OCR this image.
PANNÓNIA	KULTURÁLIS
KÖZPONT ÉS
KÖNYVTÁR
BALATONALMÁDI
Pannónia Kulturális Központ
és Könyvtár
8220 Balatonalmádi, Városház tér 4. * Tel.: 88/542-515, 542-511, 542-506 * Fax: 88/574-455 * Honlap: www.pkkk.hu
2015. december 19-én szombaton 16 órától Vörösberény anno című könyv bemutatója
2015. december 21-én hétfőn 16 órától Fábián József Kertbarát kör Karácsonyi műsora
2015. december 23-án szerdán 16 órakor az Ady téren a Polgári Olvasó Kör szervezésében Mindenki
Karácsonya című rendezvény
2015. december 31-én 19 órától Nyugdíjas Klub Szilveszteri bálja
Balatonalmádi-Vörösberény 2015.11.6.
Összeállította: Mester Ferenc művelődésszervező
* * *
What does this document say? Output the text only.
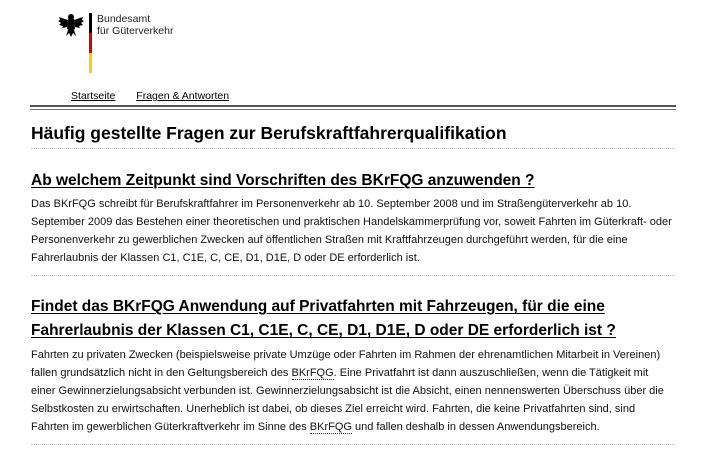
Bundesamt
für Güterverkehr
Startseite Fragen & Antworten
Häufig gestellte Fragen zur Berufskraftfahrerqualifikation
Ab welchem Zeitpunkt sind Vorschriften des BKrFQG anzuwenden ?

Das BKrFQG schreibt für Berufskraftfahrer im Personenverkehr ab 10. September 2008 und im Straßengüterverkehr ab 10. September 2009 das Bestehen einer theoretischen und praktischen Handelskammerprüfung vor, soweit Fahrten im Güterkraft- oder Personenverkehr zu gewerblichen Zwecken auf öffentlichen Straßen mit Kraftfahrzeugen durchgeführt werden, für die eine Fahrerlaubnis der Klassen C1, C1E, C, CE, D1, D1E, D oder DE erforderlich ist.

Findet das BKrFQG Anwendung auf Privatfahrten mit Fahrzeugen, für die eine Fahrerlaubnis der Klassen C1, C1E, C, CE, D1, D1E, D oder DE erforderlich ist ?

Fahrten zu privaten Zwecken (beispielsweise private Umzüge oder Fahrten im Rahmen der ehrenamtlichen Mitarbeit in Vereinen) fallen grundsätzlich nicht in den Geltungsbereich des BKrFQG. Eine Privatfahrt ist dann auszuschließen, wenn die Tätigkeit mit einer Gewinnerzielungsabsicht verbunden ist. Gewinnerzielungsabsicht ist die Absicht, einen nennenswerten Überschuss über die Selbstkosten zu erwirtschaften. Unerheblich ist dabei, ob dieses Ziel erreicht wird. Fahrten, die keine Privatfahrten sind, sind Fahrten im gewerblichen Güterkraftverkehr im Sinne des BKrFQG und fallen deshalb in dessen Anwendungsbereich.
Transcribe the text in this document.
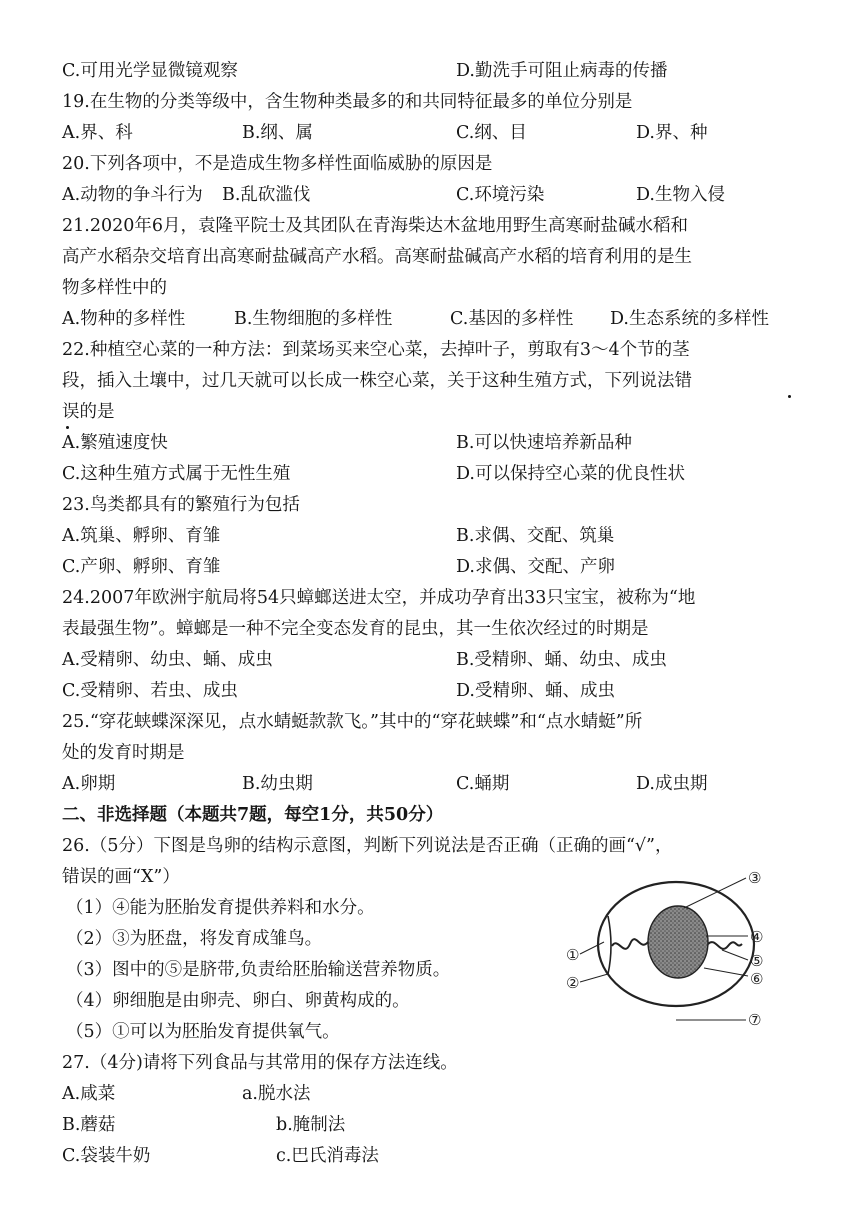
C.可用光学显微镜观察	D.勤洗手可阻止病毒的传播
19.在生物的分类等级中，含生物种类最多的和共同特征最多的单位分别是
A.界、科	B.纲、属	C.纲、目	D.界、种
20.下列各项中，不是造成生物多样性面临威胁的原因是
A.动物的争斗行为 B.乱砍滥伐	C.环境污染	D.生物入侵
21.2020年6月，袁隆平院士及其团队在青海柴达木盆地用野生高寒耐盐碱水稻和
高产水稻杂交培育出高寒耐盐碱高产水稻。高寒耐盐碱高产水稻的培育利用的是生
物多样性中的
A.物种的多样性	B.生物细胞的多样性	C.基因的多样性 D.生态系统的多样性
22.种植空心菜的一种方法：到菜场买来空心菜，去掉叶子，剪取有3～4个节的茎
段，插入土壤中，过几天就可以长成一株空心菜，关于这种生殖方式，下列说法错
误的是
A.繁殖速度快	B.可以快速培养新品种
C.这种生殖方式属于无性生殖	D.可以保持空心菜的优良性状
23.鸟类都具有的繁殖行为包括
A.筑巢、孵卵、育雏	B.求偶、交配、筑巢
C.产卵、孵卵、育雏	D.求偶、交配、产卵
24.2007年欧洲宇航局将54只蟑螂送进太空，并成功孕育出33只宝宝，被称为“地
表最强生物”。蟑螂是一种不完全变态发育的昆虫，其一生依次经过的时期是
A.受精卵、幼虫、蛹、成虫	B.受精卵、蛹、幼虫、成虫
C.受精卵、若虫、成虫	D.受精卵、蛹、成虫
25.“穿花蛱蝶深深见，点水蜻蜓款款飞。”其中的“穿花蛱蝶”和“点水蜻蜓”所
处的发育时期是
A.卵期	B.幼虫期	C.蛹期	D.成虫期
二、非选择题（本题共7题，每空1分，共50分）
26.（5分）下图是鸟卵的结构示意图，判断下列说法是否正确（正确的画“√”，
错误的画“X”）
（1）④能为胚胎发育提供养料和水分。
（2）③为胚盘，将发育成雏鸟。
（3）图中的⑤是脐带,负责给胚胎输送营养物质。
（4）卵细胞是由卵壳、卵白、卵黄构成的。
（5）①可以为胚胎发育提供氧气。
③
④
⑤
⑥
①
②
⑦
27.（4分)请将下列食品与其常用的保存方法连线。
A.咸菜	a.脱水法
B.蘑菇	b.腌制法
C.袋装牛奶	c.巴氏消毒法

» Instruction
Lines of the listing that contain the word "órától" are to be counted; report only their number.

» Exercise output
3